----- SOURCE DOCUMENT -----

In a merger that will make it the nation’s largest refiner by capacity, Andeavor, the oil refining company founded 50 years ago in San Antonio as Tesoro, announced Sunday that it has been acquired by Ohio-based Marathon Petroleum Corporation.
The transaction valued at $23.3 billion is expected to close during the second half of this year, subject to regulatory conditions and shareholder approval, according to a statement released Sunday. The combined company, valued at an estimated $90 billion, will be headquartered in Findlay, Ohio.
The merger makes the combined company the No. 1 U.S. refiner by capacity and a top-five refiner globally, with throughput capacity of over 3 million barrels per day.
A Fortune 100 company, Tesoro was founded in 1968 as a petroleum exploration company headquartered in San Antonio. Last summer, the independent refiner and its logistics company, Tesoro Logistics, announced a name change to Andeavor and Andeavor Logistics LP.
At the time, Chairman, President, and CEO Greg Goff said the name change was made to acknowledge “significant progress we’ve made in becoming a premier refining, marketing, and logistics company, and signals our aspiration to continue creating greater value for our stakeholders.”
Goff will join Marathon Petroleum as executive vice chairman and join the board of directors at Marathon along with three other Andeavor directors not named in the merger announcement.
Andeavor employs 1,500 people in San Antonio and more than 14,000 worldwide. A spokeswoman for Andeavor would not say whether the acquisition would result in any layoffs but stated that Marathon Petroleum is determining the best approach to running combined operations.
“We plan to maintain a presence in San Antonio,” spokeswoman Destin Singleton said.

----- EXTRACTED INFORMATION -----

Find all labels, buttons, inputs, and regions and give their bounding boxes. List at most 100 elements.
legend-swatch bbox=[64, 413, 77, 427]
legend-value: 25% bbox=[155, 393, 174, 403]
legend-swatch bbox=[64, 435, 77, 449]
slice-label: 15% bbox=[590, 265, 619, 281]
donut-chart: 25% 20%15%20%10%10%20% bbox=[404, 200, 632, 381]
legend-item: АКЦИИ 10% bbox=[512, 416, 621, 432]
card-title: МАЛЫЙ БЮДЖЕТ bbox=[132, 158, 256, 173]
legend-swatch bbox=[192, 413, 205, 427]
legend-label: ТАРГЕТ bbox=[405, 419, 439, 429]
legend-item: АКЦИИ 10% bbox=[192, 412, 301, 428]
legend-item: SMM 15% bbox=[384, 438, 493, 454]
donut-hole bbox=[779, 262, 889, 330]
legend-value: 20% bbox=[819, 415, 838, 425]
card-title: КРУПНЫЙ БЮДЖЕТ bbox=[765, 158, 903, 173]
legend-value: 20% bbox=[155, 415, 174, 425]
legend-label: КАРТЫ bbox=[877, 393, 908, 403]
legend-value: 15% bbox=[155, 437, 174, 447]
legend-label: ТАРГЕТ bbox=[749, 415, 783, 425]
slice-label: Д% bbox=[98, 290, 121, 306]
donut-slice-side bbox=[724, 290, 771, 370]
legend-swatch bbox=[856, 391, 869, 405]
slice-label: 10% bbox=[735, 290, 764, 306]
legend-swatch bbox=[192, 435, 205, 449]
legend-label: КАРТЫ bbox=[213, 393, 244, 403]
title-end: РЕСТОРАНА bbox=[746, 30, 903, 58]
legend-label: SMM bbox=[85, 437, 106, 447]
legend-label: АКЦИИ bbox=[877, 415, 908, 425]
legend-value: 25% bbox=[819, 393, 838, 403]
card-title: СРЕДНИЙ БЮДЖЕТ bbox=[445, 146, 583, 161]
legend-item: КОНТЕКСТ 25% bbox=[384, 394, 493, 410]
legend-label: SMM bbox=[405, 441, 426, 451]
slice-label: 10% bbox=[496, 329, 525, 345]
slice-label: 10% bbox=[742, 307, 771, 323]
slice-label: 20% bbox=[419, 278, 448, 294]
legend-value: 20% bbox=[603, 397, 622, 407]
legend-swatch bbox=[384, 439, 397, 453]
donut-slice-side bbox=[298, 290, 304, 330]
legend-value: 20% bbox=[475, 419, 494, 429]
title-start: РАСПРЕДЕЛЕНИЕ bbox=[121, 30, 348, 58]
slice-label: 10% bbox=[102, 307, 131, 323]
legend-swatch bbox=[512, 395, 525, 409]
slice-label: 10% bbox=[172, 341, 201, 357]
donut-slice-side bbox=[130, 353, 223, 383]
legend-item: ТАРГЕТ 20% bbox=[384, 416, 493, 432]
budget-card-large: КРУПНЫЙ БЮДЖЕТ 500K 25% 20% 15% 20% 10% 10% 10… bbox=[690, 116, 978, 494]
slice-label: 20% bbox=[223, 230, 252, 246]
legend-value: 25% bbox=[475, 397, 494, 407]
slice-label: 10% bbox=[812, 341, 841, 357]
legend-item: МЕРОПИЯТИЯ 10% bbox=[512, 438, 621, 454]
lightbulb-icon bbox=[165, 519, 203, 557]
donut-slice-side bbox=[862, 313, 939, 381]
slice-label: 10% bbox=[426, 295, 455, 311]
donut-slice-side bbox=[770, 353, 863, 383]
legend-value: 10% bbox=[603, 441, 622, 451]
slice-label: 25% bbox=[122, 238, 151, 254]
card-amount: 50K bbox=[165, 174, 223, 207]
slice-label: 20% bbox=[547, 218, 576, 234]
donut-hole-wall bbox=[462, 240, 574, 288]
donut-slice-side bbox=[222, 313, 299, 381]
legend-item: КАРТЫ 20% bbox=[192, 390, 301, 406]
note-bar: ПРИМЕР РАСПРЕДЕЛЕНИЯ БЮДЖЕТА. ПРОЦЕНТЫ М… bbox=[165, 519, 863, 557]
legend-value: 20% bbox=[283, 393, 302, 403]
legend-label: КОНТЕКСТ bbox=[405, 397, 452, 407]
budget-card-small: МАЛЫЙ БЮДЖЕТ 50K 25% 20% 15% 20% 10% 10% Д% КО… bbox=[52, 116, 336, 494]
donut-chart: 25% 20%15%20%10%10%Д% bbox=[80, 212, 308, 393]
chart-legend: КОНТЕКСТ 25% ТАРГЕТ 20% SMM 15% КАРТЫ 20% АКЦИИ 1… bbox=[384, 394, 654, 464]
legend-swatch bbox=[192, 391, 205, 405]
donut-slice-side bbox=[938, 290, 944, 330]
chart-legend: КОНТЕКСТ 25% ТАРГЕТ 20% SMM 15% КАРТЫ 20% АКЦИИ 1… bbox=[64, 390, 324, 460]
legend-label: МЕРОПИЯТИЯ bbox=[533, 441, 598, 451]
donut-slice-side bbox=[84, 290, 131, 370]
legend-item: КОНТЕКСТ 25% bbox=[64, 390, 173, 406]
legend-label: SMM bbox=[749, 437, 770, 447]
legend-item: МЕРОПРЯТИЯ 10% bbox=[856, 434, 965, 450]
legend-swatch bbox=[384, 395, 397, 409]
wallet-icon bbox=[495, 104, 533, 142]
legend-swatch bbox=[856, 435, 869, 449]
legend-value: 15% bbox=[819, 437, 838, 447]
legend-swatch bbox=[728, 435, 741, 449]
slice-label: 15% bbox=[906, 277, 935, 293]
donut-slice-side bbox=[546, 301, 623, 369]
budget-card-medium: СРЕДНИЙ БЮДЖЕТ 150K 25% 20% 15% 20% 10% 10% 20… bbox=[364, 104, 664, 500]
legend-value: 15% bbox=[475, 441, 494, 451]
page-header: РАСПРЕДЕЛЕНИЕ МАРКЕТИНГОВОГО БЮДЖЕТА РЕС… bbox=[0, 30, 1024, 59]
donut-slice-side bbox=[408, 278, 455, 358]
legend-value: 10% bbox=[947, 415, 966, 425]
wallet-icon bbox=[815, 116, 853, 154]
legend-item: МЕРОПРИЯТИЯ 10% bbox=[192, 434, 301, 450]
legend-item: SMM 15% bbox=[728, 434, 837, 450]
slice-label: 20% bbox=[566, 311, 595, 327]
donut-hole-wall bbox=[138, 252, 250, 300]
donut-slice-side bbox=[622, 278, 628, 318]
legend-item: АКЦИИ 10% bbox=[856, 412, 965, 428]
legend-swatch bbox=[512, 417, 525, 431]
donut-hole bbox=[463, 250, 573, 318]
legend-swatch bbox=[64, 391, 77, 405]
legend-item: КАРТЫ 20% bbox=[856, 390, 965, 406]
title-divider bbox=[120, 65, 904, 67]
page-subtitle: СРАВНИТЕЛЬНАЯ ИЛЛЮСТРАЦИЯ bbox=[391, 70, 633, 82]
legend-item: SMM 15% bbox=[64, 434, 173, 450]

-----

## WHAT YOU WILL DO
[1] Decide whether each statement agrees with the merger article, answering yes or no and quoting the deciding words: (a) The combined company will be headquartered in San Antonio. (b) Tesoro began in 1968 as a petroleum exploration company. (c) An Andeavor spokeswoman confirmed that the acquisition would lead to layoffs.
[2] Repeat the stretch of the merger article from "Andeavor employs 1,500" through "Destin Singleton said.".
The lines shown above are separate material with no connection to the merger article.

## RESPONSES PER TASK
[1]
(a) No: "The combined company, valued at an estimated $90 billion, will be headquartered in Findlay, Ohio."
(b) Yes: "Tesoro was founded in 1968 as a petroleum exploration company headquartered in San Antonio."
(c) No: "A spokeswoman for Andeavor would not say whether the acquisition would result in any layoffs"

[2]
Andeavor employs 1,500 people in San Antonio and more than 14,000 worldwide. A spokeswoman for Andeavor would not say whether the acquisition would result in any layoffs but stated that Marathon Petroleum is determining the best approach to running combined operations.
“We plan to maintain a presence in San Antonio,” spokeswoman Destin Singleton said.